(Collected data entries)
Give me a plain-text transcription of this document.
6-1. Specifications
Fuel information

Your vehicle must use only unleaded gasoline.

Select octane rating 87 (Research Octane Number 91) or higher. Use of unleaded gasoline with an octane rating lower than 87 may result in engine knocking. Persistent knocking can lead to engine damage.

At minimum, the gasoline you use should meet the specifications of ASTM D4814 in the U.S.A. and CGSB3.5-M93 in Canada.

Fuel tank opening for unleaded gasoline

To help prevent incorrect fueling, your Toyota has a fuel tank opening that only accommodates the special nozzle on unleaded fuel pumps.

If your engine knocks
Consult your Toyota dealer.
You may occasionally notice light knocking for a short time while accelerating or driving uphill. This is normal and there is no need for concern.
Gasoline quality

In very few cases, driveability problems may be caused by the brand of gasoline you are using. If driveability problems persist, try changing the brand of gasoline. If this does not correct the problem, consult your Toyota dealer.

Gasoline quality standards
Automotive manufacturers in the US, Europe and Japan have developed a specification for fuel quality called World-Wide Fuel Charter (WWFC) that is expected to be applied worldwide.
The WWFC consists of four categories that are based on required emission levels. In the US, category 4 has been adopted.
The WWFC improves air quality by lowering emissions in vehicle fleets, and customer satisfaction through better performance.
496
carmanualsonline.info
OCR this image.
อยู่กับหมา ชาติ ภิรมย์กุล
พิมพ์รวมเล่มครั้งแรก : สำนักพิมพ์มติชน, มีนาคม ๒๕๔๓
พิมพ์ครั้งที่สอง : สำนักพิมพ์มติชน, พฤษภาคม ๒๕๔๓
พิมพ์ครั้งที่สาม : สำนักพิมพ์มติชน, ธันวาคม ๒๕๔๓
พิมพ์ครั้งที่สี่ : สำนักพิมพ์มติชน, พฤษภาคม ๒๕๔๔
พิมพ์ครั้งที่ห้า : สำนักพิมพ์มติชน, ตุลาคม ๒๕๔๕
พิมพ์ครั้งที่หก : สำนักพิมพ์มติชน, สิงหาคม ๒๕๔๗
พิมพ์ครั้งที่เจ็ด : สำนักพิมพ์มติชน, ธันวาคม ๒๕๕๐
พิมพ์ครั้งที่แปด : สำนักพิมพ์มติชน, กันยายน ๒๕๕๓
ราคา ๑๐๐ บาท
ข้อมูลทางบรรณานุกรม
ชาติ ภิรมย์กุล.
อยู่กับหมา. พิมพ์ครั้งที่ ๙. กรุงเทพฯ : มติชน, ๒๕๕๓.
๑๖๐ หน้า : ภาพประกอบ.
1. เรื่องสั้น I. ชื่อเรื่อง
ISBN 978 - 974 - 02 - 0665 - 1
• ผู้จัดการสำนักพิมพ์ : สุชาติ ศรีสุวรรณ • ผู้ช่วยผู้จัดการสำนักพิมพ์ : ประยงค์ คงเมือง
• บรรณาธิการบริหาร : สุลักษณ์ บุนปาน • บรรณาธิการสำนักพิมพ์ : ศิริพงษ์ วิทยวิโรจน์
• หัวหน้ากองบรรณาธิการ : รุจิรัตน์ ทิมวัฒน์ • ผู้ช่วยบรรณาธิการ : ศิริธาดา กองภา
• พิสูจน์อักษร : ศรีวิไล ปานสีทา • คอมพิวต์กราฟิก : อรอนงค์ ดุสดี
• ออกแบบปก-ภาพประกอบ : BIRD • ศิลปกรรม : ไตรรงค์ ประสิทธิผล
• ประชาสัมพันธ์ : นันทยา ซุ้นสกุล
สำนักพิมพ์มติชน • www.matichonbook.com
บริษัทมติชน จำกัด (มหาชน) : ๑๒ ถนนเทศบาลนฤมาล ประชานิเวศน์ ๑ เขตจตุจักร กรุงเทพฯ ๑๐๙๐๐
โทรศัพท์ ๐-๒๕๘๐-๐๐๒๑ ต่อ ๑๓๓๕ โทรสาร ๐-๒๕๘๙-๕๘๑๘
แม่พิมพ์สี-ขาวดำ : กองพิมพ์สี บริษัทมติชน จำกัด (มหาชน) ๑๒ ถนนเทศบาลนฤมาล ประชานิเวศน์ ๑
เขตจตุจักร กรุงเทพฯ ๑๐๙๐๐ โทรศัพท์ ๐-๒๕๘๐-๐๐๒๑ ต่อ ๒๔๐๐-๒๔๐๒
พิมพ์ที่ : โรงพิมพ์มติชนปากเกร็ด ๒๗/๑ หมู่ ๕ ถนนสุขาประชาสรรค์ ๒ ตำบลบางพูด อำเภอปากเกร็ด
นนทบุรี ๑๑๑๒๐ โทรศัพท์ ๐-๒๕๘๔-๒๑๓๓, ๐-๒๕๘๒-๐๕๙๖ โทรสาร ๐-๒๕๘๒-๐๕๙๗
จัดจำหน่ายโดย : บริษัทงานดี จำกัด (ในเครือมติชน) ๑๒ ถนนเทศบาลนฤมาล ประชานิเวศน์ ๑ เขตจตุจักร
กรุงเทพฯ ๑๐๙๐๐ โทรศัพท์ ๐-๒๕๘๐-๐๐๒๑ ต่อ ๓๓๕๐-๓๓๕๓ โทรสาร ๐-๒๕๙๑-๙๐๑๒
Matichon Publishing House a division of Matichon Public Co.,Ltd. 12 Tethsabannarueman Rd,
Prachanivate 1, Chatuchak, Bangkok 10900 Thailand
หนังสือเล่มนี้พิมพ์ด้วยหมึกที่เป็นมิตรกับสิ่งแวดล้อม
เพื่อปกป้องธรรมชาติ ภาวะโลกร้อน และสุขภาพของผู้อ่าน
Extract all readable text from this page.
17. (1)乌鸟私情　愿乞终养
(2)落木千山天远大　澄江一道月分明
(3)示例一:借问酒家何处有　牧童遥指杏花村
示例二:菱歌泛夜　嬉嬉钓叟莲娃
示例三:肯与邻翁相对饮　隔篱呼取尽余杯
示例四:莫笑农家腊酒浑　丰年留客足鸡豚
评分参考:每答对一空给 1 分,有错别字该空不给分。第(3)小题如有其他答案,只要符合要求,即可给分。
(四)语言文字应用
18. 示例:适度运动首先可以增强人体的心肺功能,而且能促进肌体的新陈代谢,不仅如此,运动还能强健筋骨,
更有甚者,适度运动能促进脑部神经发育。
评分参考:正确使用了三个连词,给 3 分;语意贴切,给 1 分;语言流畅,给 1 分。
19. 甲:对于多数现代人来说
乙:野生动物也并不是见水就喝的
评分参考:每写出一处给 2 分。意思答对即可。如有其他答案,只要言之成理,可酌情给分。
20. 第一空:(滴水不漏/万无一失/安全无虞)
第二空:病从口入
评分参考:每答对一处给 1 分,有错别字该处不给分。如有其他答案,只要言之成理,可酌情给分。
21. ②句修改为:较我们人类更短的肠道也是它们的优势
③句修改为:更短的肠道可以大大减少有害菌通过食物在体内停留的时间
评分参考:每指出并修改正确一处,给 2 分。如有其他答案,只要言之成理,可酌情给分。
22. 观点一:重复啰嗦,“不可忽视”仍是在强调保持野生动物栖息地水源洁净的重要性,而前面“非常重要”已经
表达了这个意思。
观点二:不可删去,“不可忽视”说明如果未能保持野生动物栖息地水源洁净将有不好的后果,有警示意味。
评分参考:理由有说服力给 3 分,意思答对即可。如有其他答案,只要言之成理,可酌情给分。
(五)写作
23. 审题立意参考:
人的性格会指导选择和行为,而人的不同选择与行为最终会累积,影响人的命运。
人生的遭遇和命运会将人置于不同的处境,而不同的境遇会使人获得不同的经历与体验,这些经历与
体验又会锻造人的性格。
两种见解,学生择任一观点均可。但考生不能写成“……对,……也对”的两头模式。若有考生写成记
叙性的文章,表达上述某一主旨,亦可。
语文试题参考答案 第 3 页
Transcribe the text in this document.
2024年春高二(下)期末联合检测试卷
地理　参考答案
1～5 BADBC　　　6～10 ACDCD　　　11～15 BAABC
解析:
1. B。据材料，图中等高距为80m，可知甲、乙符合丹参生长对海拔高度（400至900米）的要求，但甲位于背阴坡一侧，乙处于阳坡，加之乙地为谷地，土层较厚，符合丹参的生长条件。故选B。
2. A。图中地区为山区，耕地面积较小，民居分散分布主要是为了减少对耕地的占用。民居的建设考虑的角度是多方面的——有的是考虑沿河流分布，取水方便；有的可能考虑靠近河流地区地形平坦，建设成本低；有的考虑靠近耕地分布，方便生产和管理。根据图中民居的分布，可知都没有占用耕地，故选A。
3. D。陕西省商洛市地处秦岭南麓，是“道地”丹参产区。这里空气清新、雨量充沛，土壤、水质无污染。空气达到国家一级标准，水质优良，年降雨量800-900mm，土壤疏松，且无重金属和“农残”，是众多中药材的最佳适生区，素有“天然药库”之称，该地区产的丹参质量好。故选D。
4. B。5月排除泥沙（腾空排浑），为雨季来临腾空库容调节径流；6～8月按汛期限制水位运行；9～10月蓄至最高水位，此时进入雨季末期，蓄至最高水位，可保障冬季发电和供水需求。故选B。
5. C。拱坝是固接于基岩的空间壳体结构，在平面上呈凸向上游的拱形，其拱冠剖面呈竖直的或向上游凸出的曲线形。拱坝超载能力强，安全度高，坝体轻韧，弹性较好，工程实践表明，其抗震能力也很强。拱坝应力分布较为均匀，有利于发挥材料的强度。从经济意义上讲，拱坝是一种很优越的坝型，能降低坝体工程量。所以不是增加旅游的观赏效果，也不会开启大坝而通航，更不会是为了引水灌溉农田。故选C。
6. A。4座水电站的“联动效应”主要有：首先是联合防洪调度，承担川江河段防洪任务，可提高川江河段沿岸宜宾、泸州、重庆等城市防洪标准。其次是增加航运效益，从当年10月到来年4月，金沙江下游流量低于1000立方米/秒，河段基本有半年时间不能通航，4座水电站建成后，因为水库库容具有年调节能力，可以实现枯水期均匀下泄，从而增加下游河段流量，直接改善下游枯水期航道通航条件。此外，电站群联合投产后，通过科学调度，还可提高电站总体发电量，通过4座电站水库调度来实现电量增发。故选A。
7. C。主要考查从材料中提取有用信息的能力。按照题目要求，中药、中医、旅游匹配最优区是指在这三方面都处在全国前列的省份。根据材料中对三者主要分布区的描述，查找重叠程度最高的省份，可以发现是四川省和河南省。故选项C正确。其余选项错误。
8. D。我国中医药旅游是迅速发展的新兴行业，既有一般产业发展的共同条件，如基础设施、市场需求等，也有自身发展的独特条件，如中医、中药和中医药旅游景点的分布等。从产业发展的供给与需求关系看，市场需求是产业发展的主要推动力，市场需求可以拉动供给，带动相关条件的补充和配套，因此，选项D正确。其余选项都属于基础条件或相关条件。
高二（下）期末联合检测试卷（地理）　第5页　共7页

(Your task):
From the listing above, return each line with the word "期末联合检测试卷".

(Final answer):
2024年春高二(下)期末联合检测试卷
高二（下）期末联合检测试卷（地理）　第5页　共7页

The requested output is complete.